What the task requires:
In the entries that follow, how many lines include "ATUALIZAR"? Give the number and nothing else.

(Structured page parsing data)
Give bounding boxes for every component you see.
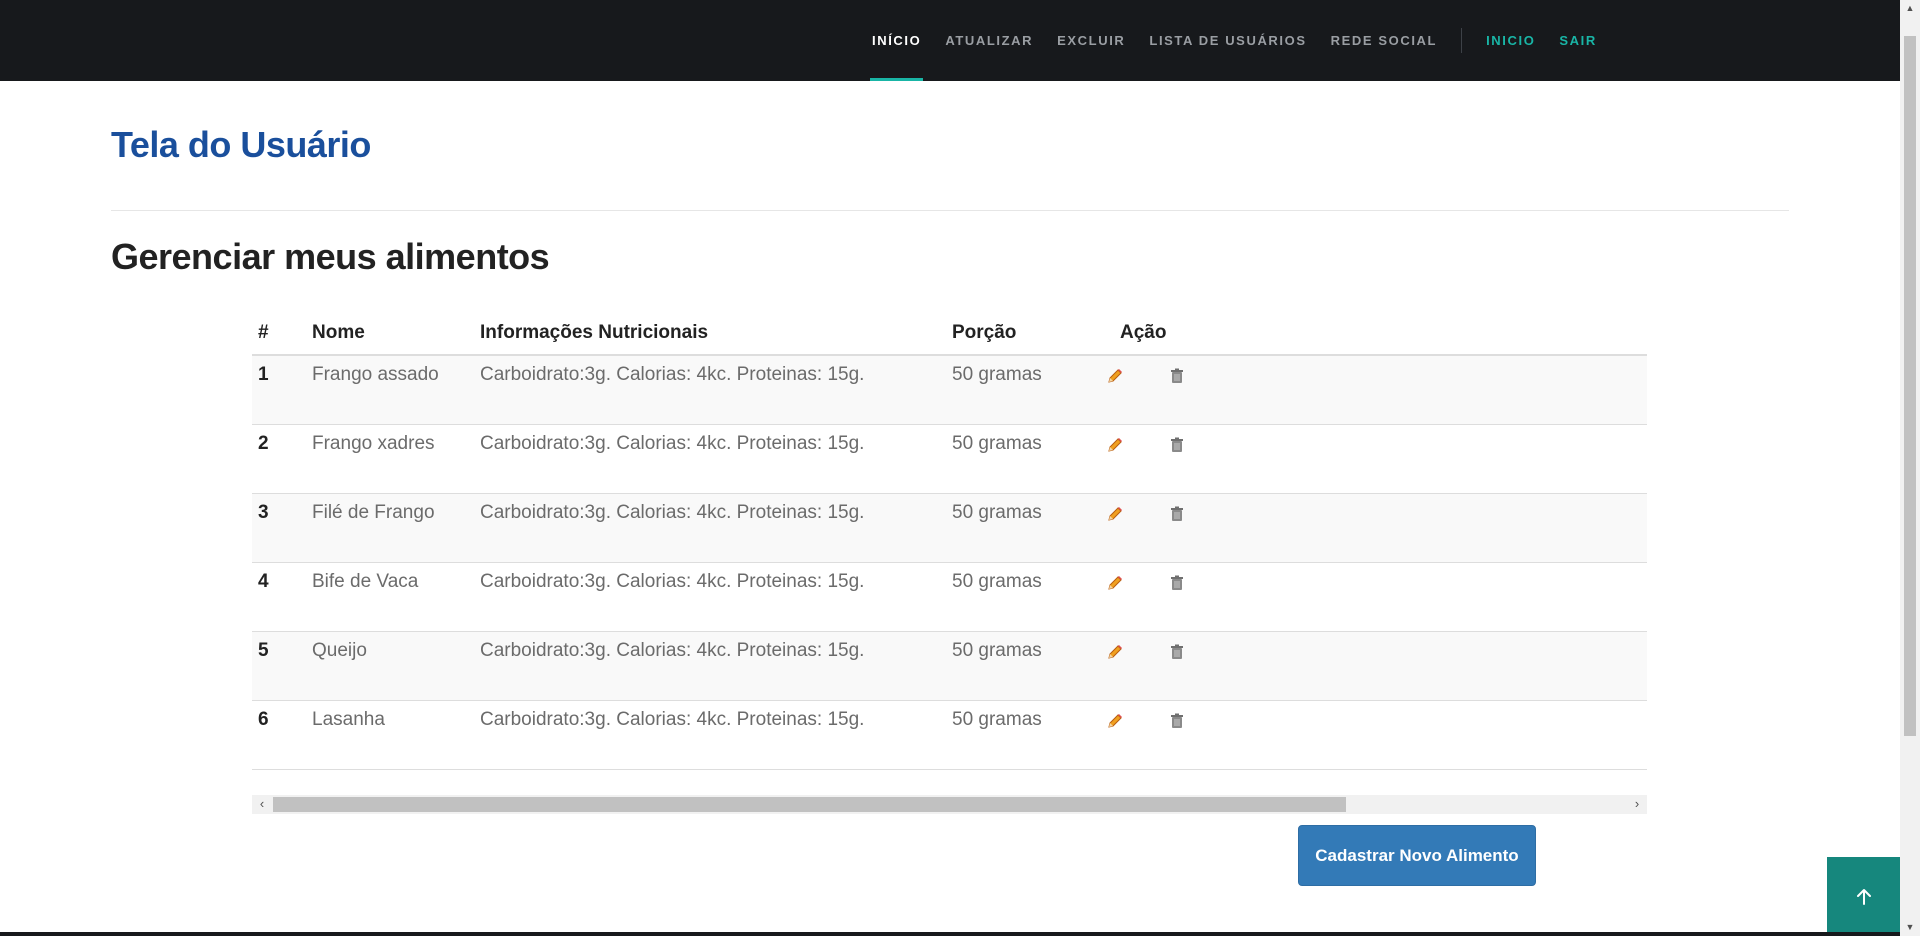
nav-item-lista-usuarios[interactable]: LISTA DE USUÁRIOS (1137, 0, 1318, 81)
row-name: Lasanha (312, 709, 385, 730)
add-food-button[interactable]: Cadastrar Novo Alimento (1298, 825, 1536, 886)
pencil-icon[interactable] (1106, 643, 1124, 661)
divider (111, 210, 1789, 211)
row-actions (1096, 563, 1647, 631)
row-name: Filé de Frango (312, 502, 435, 523)
footer-edge (0, 932, 1900, 936)
page-scroll-thumb[interactable] (1904, 36, 1916, 736)
trash-icon[interactable] (1168, 712, 1186, 730)
page-title: Tela do Usuário (111, 124, 371, 165)
row-nutrition-info: Carboidrato:3g. Calorias: 4kc. Proteinas… (480, 640, 865, 661)
row-nutrition-info: Carboidrato:3g. Calorias: 4kc. Proteinas… (480, 364, 865, 385)
pencil-icon[interactable] (1106, 505, 1124, 523)
row-name: Queijo (312, 640, 367, 661)
nav-item-inicio-right[interactable]: INICIO (1474, 0, 1547, 81)
header-num: # (258, 322, 269, 343)
page-scrollbar[interactable]: ▲ ▼ (1900, 0, 1920, 936)
arrow-up-icon (1856, 888, 1871, 905)
table-header: # Nome Informações Nutricionais Porção A… (252, 318, 1647, 356)
nav-links: INÍCIO ATUALIZAR EXCLUIR LISTA DE USUÁRI… (860, 0, 1609, 81)
nav-item-sair[interactable]: SAIR (1547, 0, 1608, 81)
trash-icon[interactable] (1168, 574, 1186, 592)
table-row: 1 Frango assado Carboidrato:3g. Calorias: … (252, 356, 1647, 425)
trash-icon[interactable] (1168, 367, 1186, 385)
header-portion: Porção (952, 322, 1017, 343)
back-to-top-button[interactable] (1827, 857, 1900, 936)
hscroll-thumb[interactable] (273, 797, 1346, 812)
table-row: 3 Filé de Frango Carboidrato:3g. Calorias:… (252, 494, 1647, 563)
header-name: Nome (312, 322, 365, 343)
nav-item-atualizar[interactable]: ATUALIZAR (933, 0, 1045, 81)
foods-table: # Nome Informações Nutricionais Porção A… (252, 318, 1647, 770)
row-nutrition-info: Carboidrato:3g. Calorias: 4kc. Proteinas… (480, 433, 865, 454)
row-actions (1096, 425, 1647, 493)
row-name: Frango assado (312, 364, 439, 385)
row-portion: 50 gramas (952, 502, 1042, 523)
row-number: 6 (258, 709, 269, 730)
pencil-icon[interactable] (1106, 574, 1124, 592)
row-nutrition-info: Carboidrato:3g. Calorias: 4kc. Proteinas… (480, 502, 865, 523)
scroll-right-arrow-icon[interactable]: › (1627, 795, 1647, 814)
scroll-left-arrow-icon[interactable]: ‹ (252, 795, 272, 814)
row-number: 5 (258, 640, 269, 661)
row-portion: 50 gramas (952, 433, 1042, 454)
row-nutrition-info: Carboidrato:3g. Calorias: 4kc. Proteinas… (480, 709, 865, 730)
row-name: Bife de Vaca (312, 571, 419, 592)
row-actions (1096, 632, 1647, 700)
pencil-icon[interactable] (1106, 712, 1124, 730)
row-number: 2 (258, 433, 269, 454)
row-number: 3 (258, 502, 269, 523)
table-row: 6 Lasanha Carboidrato:3g. Calorias: 4kc. P… (252, 701, 1647, 770)
row-portion: 50 gramas (952, 571, 1042, 592)
table-row: 2 Frango xadres Carboidrato:3g. Calorias: … (252, 425, 1647, 494)
section-title: Gerenciar meus alimentos (111, 236, 550, 277)
nav-item-excluir[interactable]: EXCLUIR (1045, 0, 1137, 81)
trash-icon[interactable] (1168, 505, 1186, 523)
header-info: Informações Nutricionais (480, 322, 709, 343)
row-portion: 50 gramas (952, 709, 1042, 730)
row-nutrition-info: Carboidrato:3g. Calorias: 4kc. Proteinas… (480, 571, 865, 592)
nav-item-inicio[interactable]: INÍCIO (860, 0, 933, 81)
pencil-icon[interactable] (1106, 367, 1124, 385)
row-name: Frango xadres (312, 433, 435, 454)
row-portion: 50 gramas (952, 640, 1042, 661)
top-navbar: INÍCIO ATUALIZAR EXCLUIR LISTA DE USUÁRI… (0, 0, 1900, 81)
trash-icon[interactable] (1168, 436, 1186, 454)
row-actions (1096, 494, 1647, 562)
row-actions (1096, 701, 1647, 769)
nav-item-rede-social[interactable]: REDE SOCIAL (1319, 0, 1449, 81)
scroll-down-arrow-icon[interactable]: ▼ (1900, 919, 1920, 936)
table-row: 4 Bife de Vaca Carboidrato:3g. Calorias: 4… (252, 563, 1647, 632)
row-portion: 50 gramas (952, 364, 1042, 385)
row-actions (1096, 356, 1647, 424)
scroll-up-arrow-icon[interactable]: ▲ (1900, 0, 1920, 17)
trash-icon[interactable] (1168, 643, 1186, 661)
row-number: 4 (258, 571, 269, 592)
pencil-icon[interactable] (1106, 436, 1124, 454)
table-row: 5 Queijo Carboidrato:3g. Calorias: 4kc. Pr… (252, 632, 1647, 701)
nav-divider (1461, 28, 1463, 53)
row-number: 1 (258, 364, 269, 385)
header-action: Ação (1120, 322, 1167, 343)
table-horizontal-scrollbar[interactable]: ‹ › (252, 795, 1647, 814)
table-body: 1 Frango assado Carboidrato:3g. Calorias: … (252, 356, 1647, 770)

Result for this task:
3